- _Set exercise_: Scan the listing below. Report each line that includes "thường".

Source data
╭──
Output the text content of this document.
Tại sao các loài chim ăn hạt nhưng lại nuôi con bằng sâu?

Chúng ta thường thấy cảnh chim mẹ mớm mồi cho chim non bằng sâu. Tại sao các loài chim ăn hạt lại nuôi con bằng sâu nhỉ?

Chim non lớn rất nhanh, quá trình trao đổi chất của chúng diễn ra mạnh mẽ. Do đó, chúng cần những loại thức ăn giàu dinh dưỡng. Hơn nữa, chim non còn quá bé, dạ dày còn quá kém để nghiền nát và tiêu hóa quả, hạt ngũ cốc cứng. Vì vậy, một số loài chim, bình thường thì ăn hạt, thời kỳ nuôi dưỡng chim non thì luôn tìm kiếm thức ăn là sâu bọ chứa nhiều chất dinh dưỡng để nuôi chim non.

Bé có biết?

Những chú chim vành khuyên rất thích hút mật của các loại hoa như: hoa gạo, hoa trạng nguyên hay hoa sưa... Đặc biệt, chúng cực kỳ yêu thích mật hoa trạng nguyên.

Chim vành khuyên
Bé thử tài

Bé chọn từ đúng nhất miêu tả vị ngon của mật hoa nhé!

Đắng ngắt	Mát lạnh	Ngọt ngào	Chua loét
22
╰──
- _Answer to the exercise_:
Chúng ta thường thấy cảnh chim mẹ mớm mồi cho chim non bằng sâu. Tại sao các loài chim ăn hạt lại nuôi con bằng sâu nhỉ?
Chim non lớn rất nhanh, quá trình trao đổi chất của chúng diễn ra mạnh mẽ. Do đó, chúng cần những loại thức ăn giàu dinh dưỡng. Hơn nữa, chim non còn quá bé, dạ dày còn quá kém để nghiền nát và tiêu hóa quả, hạt ngũ cốc cứng. Vì vậy, một số loài chim, bình thường thì ăn hạt, thời kỳ nuôi dưỡng chim non thì luôn tìm kiếm thức ăn là sâu bọ chứa nhiều chất dinh dưỡng để nuôi chim non.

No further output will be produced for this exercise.